_What is asked_: Only the pictures are omitted; repeat all other data exactly.

_Information provided_:
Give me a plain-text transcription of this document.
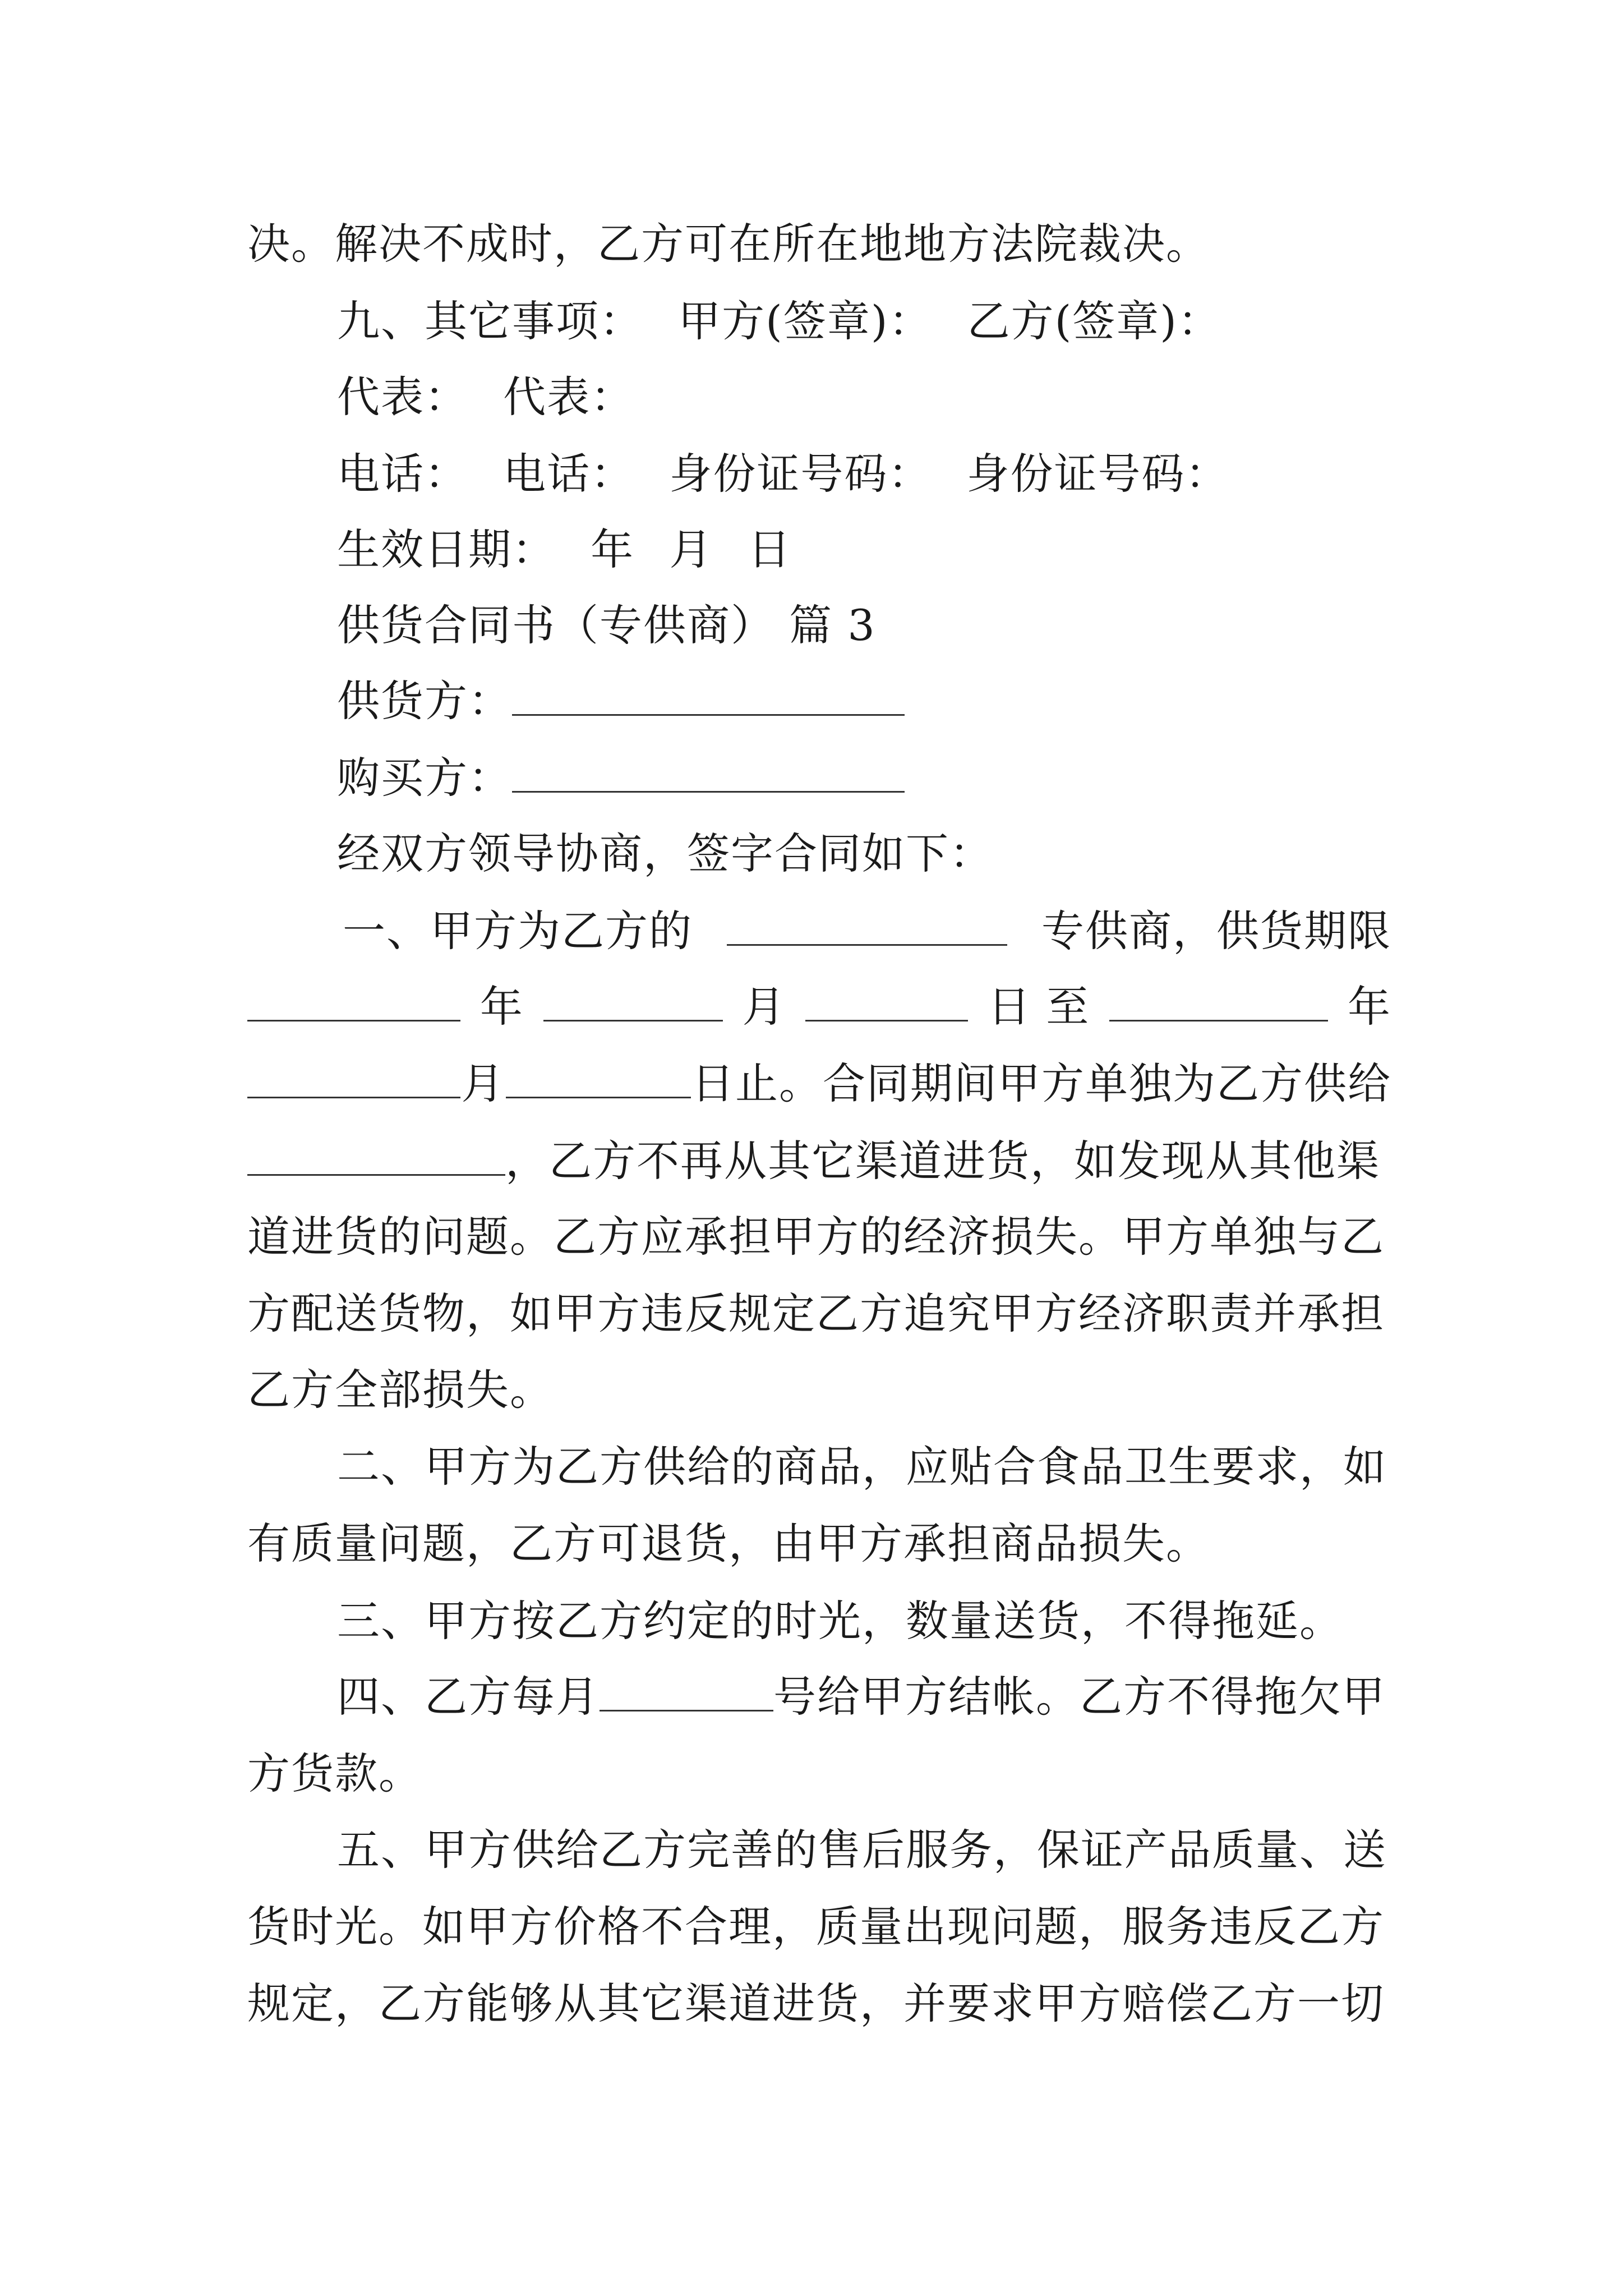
决。解决不成时，乙方可在所在地地方法院裁决。
九、其它事项： 甲方(签章)： 乙方(签章)：
代表： 代表：
电话： 电话： 身份证号码： 身份证号码：
生效日期： 年 月 日
供货合同书（专供商） 篇 3
供货方：
购买方：
经双方领导协商，签字合同如下：
一、甲方为乙方的	专供商，供货期限
年	月	日 至	年
月	日止。合同期间甲方单独为乙方供给
，乙方不再从其它渠道进货，如发现从其他渠
道进货的问题。乙方应承担甲方的经济损失。甲方单独与乙
方配送货物，如甲方违反规定乙方追究甲方经济职责并承担
乙方全部损失。
二、甲方为乙方供给的商品，应贴合食品卫生要求，如
有质量问题，乙方可退货，由甲方承担商品损失。
三、甲方按乙方约定的时光，数量送货，不得拖延。
四、乙方每月	号给甲方结帐。乙方不得拖欠甲
方货款。
五、甲方供给乙方完善的售后服务，保证产品质量、送
货时光。如甲方价格不合理，质量出现问题，服务违反乙方
规定，乙方能够从其它渠道进货，并要求甲方赔偿乙方一切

_Worked solution_:
Give me a plain-text transcription of this document.
决。解决不成时，乙方可在所在地地方法院裁决。
九、其它事项： 甲方(签章)： 乙方(签章)：
代表： 代表：
电话： 电话： 身份证号码： 身份证号码：
生效日期： 年 月 日
供货合同书（专供商） 篇 3
供货方：
购买方：
经双方领导协商，签字合同如下：
一、甲方为乙方的	专供商，供货期限
年	月	日 至	年
月	日止。合同期间甲方单独为乙方供给
，乙方不再从其它渠道进货，如发现从其他渠
道进货的问题。乙方应承担甲方的经济损失。甲方单独与乙
方配送货物，如甲方违反规定乙方追究甲方经济职责并承担
乙方全部损失。
二、甲方为乙方供给的商品，应贴合食品卫生要求，如
有质量问题，乙方可退货，由甲方承担商品损失。
三、甲方按乙方约定的时光，数量送货，不得拖延。
四、乙方每月	号给甲方结帐。乙方不得拖欠甲
方货款。
五、甲方供给乙方完善的售后服务，保证产品质量、送
货时光。如甲方价格不合理，质量出现问题，服务违反乙方
规定，乙方能够从其它渠道进货，并要求甲方赔偿乙方一切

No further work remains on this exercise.